**Set problem:**
Print all of the entries exactly, minus the pictures.
++++ Material supplied ++++
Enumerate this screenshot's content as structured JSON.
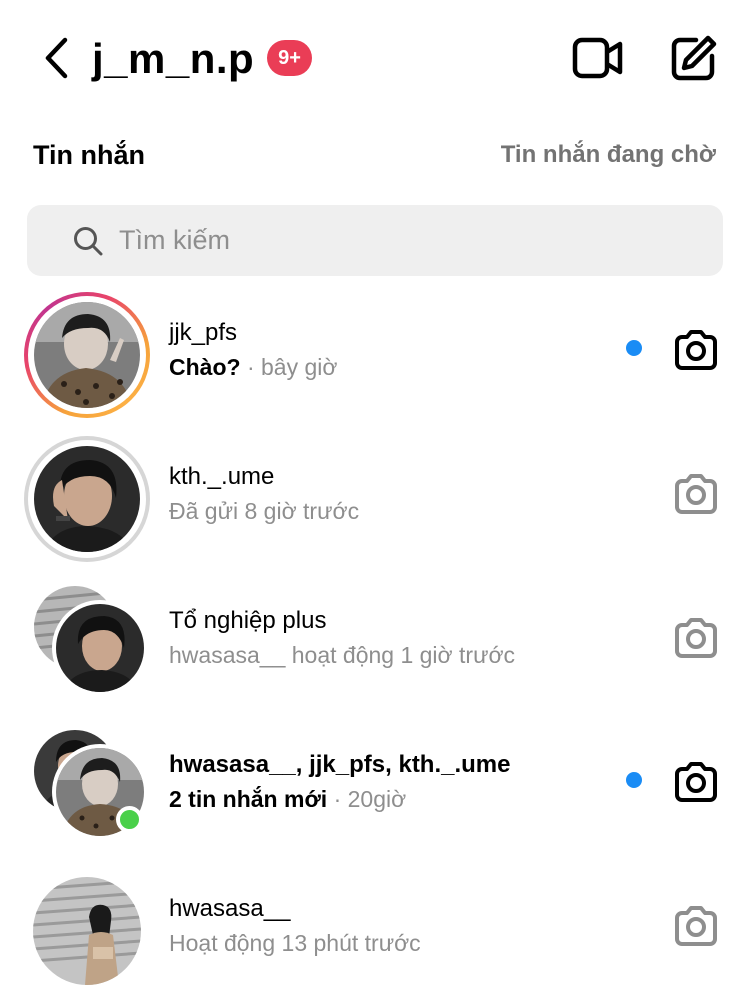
{
  "header": {
    "username": "j_m_n.p",
    "badge": "9+",
    "icons": {
      "back": "chevron-left-icon",
      "video": "video-camera-icon",
      "compose": "new-message-icon"
    }
  },
  "section": {
    "title": "Tin nhắn",
    "requests_link": "Tin nhắn đang chờ"
  },
  "search": {
    "placeholder": "Tìm kiếm",
    "value": ""
  },
  "colors": {
    "badge": "#ea3d56",
    "unread_dot": "#1a8cf5",
    "online_dot": "#4ad04a",
    "secondary_text": "#8e8e8e",
    "search_bg": "#efefef"
  },
  "conversations": [
    {
      "name": "jjk_pfs",
      "message": "Chào?",
      "time": "· bây giờ",
      "unread": true,
      "story_ring": true
    },
    {
      "name": "kth._.ume",
      "message": "Đã gửi 8 giờ trước",
      "time": "",
      "unread": false,
      "story_ring": false
    },
    {
      "name": "Tổ nghiệp plus",
      "message": "hwasasa__ hoạt động 1 giờ trước",
      "time": "",
      "unread": false,
      "group": true
    },
    {
      "name": "hwasasa__, jjk_pfs, kth._.ume",
      "message": "2 tin nhắn mới",
      "time": "· 20giờ",
      "unread": true,
      "group": true,
      "online": true
    },
    {
      "name": "hwasasa__",
      "message": "Hoạt động 13 phút trước",
      "time": "",
      "unread": false
    }
  ]
}
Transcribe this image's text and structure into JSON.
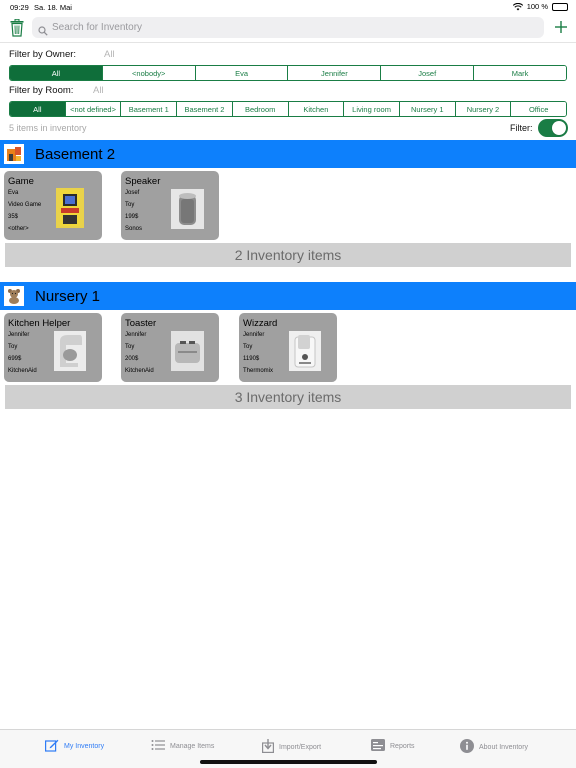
{
  "status_bar": {
    "time": "09:29",
    "date": "Sa. 18. Mai",
    "battery": "100 %"
  },
  "search": {
    "placeholder": "Search for Inventory"
  },
  "filter_owner": {
    "label": "Filter by Owner:",
    "value": "All",
    "segments": [
      "All",
      "<nobody>",
      "Eva",
      "Jennifer",
      "Josef",
      "Mark"
    ],
    "selected": 0
  },
  "filter_room": {
    "label": "Filter by Room:",
    "value": "All",
    "segments": [
      "All",
      "<not defined>",
      "Basement 1",
      "Basement 2",
      "Bedroom",
      "Kitchen",
      "Living room",
      "Nursery 1",
      "Nursery 2",
      "Office"
    ],
    "selected": 0
  },
  "items_count": "5 items in inventory",
  "filter_toggle": {
    "label": "Filter:",
    "on": true
  },
  "sections": [
    {
      "title": "Basement 2",
      "icon": "basement-icon",
      "summary": "2 Inventory items",
      "items": [
        {
          "name": "Game",
          "owner": "Eva",
          "category": "Video Game",
          "price": "35$",
          "brand": "<other>",
          "image": "arcade-machine-image"
        },
        {
          "name": "Speaker",
          "owner": "Josef",
          "category": "Toy",
          "price": "199$",
          "brand": "Sonos",
          "image": "speaker-image"
        }
      ]
    },
    {
      "title": "Nursery 1",
      "icon": "teddy-bear-icon",
      "summary": "3 Inventory items",
      "items": [
        {
          "name": "Kitchen Helper",
          "owner": "Jennifer",
          "category": "Toy",
          "price": "699$",
          "brand": "KitchenAid",
          "image": "kitchen-mixer-image"
        },
        {
          "name": "Toaster",
          "owner": "Jennifer",
          "category": "Toy",
          "price": "200$",
          "brand": "KitchenAid",
          "image": "toaster-image"
        },
        {
          "name": "Wizzard",
          "owner": "Jennifer",
          "category": "Toy",
          "price": "1190$",
          "brand": "Thermomix",
          "image": "thermomix-image"
        }
      ]
    }
  ],
  "tabs": [
    {
      "label": "My Inventory",
      "icon": "edit-square-icon",
      "active": true
    },
    {
      "label": "Manage Items",
      "icon": "list-icon",
      "active": false
    },
    {
      "label": "Import/Export",
      "icon": "import-export-icon",
      "active": false
    },
    {
      "label": "Reports",
      "icon": "reports-icon",
      "active": false
    },
    {
      "label": "About Inventory",
      "icon": "info-icon",
      "active": false
    }
  ],
  "colors": {
    "accent_green": "#1a7d45",
    "section_blue": "#0d80fc",
    "tab_active": "#2f7cf6",
    "card_gray": "#a0a0a0"
  }
}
++++
**Result of this task:**
Enumerate this screenshot's content as structured JSON.
{
  "header": {
    "username": "j_m_n.p",
    "badge": "9+",
    "icons": {
      "back": "chevron-left-icon",
      "video": "video-camera-icon",
      "compose": "new-message-icon"
    }
  },
  "section": {
    "title": "Tin nhắn",
    "requests_link": "Tin nhắn đang chờ"
  },
  "search": {
    "placeholder": "Tìm kiếm",
    "value": ""
  },
  "colors": {
    "badge": "#ea3d56",
    "unread_dot": "#1a8cf5",
    "online_dot": "#4ad04a",
    "secondary_text": "#8e8e8e",
    "search_bg": "#efefef"
  },
  "conversations": [
    {
      "name": "jjk_pfs",
      "message": "Chào?",
      "time": "· bây giờ",
      "unread": true,
      "story_ring": true
    },
    {
      "name": "kth._.ume",
      "message": "Đã gửi 8 giờ trước",
      "time": "",
      "unread": false,
      "story_ring": false
    },
    {
      "name": "Tổ nghiệp plus",
      "message": "hwasasa__ hoạt động 1 giờ trước",
      "time": "",
      "unread": false,
      "group": true
    },
    {
      "name": "hwasasa__, jjk_pfs, kth._.ume",
      "message": "2 tin nhắn mới",
      "time": "· 20giờ",
      "unread": true,
      "group": true,
      "online": true
    },
    {
      "name": "hwasasa__",
      "message": "Hoạt động 13 phút trước",
      "time": "",
      "unread": false
    }
  ]
}
Transcribe this image's text and structure into JSON.
{
  "status_bar": {
    "time": "09:29",
    "date": "Sa. 18. Mai",
    "battery": "100 %"
  },
  "search": {
    "placeholder": "Search for Inventory"
  },
  "filter_owner": {
    "label": "Filter by Owner:",
    "value": "All",
    "segments": [
      "All",
      "<nobody>",
      "Eva",
      "Jennifer",
      "Josef",
      "Mark"
    ],
    "selected": 0
  },
  "filter_room": {
    "label": "Filter by Room:",
    "value": "All",
    "segments": [
      "All",
      "<not defined>",
      "Basement 1",
      "Basement 2",
      "Bedroom",
      "Kitchen",
      "Living room",
      "Nursery 1",
      "Nursery 2",
      "Office"
    ],
    "selected": 0
  },
  "items_count": "5 items in inventory",
  "filter_toggle": {
    "label": "Filter:",
    "on": true
  },
  "sections": [
    {
      "title": "Basement 2",
      "icon": "basement-icon",
      "summary": "2 Inventory items",
      "items": [
        {
          "name": "Game",
          "owner": "Eva",
          "category": "Video Game",
          "price": "35$",
          "brand": "<other>",
          "image": "arcade-machine-image"
        },
        {
          "name": "Speaker",
          "owner": "Josef",
          "category": "Toy",
          "price": "199$",
          "brand": "Sonos",
          "image": "speaker-image"
        }
      ]
    },
    {
      "title": "Nursery 1",
      "icon": "teddy-bear-icon",
      "summary": "3 Inventory items",
      "items": [
        {
          "name": "Kitchen Helper",
          "owner": "Jennifer",
          "category": "Toy",
          "price": "699$",
          "brand": "KitchenAid",
          "image": "kitchen-mixer-image"
        },
        {
          "name": "Toaster",
          "owner": "Jennifer",
          "category": "Toy",
          "price": "200$",
          "brand": "KitchenAid",
          "image": "toaster-image"
        },
        {
          "name": "Wizzard",
          "owner": "Jennifer",
          "category": "Toy",
          "price": "1190$",
          "brand": "Thermomix",
          "image": "thermomix-image"
        }
      ]
    }
  ],
  "tabs": [
    {
      "label": "My Inventory",
      "icon": "edit-square-icon",
      "active": true
    },
    {
      "label": "Manage Items",
      "icon": "list-icon",
      "active": false
    },
    {
      "label": "Import/Export",
      "icon": "import-export-icon",
      "active": false
    },
    {
      "label": "Reports",
      "icon": "reports-icon",
      "active": false
    },
    {
      "label": "About Inventory",
      "icon": "info-icon",
      "active": false
    }
  ],
  "colors": {
    "accent_green": "#1a7d45",
    "section_blue": "#0d80fc",
    "tab_active": "#2f7cf6",
    "card_gray": "#a0a0a0"
  }
}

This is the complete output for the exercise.